**PROMPT**:
Only lines with the string "Detected" matter here; gather them from the material below.

**ENTRIES SHOWN**:
####

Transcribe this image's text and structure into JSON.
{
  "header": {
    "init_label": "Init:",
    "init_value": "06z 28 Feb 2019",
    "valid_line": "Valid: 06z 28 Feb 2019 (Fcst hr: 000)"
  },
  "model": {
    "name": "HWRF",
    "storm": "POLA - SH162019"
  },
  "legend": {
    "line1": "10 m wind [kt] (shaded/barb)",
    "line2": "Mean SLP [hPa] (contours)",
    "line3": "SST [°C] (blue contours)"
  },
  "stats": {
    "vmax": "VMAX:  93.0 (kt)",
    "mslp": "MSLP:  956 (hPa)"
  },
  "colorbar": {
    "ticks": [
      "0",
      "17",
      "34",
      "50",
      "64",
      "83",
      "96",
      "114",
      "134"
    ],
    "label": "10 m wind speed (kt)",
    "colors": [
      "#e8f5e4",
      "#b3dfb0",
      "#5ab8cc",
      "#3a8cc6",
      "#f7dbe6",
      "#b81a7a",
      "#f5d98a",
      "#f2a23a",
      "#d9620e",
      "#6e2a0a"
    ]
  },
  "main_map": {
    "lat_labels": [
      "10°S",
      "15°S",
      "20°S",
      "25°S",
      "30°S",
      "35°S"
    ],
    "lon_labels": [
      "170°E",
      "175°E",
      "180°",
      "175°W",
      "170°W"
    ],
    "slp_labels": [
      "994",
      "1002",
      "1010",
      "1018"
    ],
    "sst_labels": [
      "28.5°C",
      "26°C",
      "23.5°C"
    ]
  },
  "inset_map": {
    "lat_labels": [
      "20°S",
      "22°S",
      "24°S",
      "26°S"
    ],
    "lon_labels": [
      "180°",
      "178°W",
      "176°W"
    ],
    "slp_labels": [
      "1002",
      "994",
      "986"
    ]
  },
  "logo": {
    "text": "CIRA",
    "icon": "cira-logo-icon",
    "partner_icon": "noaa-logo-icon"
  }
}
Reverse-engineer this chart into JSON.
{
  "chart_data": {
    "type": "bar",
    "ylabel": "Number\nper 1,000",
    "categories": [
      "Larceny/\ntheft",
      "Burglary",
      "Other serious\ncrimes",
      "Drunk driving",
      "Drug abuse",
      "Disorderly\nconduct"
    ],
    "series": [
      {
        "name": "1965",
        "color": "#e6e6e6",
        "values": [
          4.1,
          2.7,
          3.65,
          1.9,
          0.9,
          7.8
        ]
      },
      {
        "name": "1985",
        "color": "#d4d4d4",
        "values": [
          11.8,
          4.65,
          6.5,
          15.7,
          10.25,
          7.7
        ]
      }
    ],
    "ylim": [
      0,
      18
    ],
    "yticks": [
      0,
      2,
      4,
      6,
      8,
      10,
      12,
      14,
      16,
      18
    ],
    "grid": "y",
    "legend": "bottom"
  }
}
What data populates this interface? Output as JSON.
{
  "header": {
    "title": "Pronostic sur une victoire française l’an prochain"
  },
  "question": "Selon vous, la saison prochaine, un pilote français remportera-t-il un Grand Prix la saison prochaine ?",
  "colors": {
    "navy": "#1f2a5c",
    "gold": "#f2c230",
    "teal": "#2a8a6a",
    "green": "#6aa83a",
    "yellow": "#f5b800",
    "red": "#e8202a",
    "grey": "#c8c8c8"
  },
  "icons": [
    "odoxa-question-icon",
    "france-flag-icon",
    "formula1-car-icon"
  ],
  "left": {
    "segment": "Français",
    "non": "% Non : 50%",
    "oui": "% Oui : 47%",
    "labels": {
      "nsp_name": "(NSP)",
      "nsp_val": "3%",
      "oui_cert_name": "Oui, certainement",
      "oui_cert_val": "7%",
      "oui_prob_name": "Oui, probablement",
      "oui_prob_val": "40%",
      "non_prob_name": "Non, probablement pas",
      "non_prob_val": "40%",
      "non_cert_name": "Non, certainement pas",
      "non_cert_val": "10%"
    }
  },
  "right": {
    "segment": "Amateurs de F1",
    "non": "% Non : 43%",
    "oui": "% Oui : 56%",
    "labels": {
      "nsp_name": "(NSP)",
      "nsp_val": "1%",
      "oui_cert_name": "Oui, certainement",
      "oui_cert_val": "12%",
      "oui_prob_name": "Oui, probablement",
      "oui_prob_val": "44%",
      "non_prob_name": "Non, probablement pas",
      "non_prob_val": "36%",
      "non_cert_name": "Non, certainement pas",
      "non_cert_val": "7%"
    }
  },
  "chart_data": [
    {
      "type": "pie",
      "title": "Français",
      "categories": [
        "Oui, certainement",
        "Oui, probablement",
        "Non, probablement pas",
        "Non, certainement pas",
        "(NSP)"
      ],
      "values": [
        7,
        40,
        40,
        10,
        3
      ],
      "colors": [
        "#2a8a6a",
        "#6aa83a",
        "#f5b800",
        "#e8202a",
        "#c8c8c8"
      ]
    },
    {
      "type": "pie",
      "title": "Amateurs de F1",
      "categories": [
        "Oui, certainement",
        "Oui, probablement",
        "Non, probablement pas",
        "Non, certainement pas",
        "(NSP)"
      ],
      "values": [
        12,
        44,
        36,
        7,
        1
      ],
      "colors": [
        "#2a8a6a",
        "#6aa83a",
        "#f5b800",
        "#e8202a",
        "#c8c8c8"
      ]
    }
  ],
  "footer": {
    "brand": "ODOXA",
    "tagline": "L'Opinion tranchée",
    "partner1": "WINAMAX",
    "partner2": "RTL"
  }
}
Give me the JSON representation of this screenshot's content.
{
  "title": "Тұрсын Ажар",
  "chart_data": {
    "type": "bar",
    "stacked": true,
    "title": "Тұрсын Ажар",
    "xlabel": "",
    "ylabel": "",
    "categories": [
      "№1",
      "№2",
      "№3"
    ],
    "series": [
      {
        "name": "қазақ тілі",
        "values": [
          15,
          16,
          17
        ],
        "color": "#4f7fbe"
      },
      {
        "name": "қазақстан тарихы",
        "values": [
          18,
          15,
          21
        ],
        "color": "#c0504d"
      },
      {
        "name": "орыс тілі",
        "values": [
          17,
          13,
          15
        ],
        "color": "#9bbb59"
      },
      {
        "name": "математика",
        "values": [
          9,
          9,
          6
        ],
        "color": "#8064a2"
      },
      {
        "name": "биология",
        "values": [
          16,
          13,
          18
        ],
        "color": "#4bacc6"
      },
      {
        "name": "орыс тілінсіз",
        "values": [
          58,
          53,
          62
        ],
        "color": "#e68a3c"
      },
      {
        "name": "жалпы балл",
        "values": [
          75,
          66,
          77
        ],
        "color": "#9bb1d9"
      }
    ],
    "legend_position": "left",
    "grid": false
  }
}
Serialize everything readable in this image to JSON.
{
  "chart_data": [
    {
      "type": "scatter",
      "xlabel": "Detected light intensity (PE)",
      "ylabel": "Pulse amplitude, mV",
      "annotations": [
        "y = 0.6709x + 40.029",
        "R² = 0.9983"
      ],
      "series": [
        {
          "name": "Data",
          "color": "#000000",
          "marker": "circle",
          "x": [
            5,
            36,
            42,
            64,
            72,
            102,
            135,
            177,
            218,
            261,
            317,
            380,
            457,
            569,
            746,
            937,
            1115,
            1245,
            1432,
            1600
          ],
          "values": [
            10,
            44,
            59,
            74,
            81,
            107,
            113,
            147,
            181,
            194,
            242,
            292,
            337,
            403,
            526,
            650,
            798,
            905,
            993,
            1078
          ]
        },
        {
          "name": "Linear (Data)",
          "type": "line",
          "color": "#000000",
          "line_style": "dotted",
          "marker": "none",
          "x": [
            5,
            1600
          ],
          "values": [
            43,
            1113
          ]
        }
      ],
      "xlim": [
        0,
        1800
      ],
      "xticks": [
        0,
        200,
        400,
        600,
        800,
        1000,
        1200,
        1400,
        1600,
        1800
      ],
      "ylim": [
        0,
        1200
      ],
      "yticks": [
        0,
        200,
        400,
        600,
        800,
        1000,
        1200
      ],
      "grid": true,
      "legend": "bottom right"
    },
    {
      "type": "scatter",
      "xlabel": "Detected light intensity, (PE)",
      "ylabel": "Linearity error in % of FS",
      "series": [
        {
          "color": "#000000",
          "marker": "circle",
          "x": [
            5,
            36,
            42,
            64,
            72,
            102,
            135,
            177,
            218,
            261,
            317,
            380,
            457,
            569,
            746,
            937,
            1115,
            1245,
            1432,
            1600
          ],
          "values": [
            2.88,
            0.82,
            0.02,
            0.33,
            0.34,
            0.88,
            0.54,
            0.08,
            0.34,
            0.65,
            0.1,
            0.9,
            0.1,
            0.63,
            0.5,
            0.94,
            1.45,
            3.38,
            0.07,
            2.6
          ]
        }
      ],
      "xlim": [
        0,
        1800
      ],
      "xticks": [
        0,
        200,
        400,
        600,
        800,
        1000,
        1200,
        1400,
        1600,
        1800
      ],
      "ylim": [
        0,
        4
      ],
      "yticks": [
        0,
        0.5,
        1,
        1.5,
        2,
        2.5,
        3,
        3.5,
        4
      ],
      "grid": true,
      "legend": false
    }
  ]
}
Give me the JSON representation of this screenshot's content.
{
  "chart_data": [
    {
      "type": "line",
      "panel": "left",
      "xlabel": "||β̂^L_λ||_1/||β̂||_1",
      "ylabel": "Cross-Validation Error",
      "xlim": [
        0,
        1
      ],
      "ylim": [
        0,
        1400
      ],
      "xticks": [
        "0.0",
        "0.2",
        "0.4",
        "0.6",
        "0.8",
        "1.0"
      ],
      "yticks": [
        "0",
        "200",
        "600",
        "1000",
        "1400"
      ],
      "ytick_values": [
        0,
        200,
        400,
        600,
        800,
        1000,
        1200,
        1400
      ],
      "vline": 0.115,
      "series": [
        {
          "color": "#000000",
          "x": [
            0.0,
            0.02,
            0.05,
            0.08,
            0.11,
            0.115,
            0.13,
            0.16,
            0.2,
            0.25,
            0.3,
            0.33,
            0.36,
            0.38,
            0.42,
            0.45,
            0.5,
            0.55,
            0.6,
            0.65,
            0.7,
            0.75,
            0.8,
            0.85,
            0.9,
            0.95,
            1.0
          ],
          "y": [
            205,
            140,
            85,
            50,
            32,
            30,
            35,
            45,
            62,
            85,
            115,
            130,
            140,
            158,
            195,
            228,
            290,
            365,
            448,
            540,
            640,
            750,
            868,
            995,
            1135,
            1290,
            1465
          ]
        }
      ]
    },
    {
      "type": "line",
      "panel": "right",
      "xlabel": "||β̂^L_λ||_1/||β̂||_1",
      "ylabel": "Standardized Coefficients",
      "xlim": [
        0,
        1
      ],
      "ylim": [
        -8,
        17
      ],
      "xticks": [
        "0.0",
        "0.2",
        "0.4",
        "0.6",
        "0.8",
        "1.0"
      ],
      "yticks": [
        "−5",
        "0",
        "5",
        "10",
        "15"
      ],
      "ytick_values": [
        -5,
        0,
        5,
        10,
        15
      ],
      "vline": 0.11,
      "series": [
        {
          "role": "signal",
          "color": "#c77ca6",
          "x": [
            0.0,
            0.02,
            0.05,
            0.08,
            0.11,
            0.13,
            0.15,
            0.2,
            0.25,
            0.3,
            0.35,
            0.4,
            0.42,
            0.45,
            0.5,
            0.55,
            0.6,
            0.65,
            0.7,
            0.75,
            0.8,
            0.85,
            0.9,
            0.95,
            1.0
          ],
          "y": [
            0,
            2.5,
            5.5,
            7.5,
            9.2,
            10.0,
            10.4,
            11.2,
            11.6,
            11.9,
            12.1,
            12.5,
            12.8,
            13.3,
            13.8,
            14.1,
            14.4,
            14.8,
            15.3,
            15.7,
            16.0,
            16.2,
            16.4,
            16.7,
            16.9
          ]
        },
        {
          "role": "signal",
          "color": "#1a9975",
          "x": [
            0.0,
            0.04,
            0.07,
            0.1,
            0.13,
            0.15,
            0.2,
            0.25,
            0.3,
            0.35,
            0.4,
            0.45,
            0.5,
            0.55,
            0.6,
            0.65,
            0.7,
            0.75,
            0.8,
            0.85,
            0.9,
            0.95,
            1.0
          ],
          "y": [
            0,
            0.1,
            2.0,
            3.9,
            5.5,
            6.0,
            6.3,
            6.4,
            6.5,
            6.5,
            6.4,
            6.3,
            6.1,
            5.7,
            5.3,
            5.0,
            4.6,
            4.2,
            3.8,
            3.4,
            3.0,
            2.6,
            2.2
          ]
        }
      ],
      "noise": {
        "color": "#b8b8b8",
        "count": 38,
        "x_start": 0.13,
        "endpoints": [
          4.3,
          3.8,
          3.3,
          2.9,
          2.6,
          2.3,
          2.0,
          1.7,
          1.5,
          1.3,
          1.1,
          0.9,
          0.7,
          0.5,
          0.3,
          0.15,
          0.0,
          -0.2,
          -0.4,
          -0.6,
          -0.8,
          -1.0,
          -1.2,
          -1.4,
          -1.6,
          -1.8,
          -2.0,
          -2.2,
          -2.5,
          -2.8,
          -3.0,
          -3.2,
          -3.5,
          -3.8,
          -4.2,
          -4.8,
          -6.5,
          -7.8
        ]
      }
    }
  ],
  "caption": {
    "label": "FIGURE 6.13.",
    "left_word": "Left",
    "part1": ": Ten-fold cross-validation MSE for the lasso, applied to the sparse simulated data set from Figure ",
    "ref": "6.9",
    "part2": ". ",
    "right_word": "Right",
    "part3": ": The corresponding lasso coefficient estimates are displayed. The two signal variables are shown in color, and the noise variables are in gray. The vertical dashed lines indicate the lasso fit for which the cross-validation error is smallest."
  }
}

####

**SOLUTION**:
      "xlabel": "Detected light intensity (PE)",
      "xlabel": "Detected light intensity, (PE)",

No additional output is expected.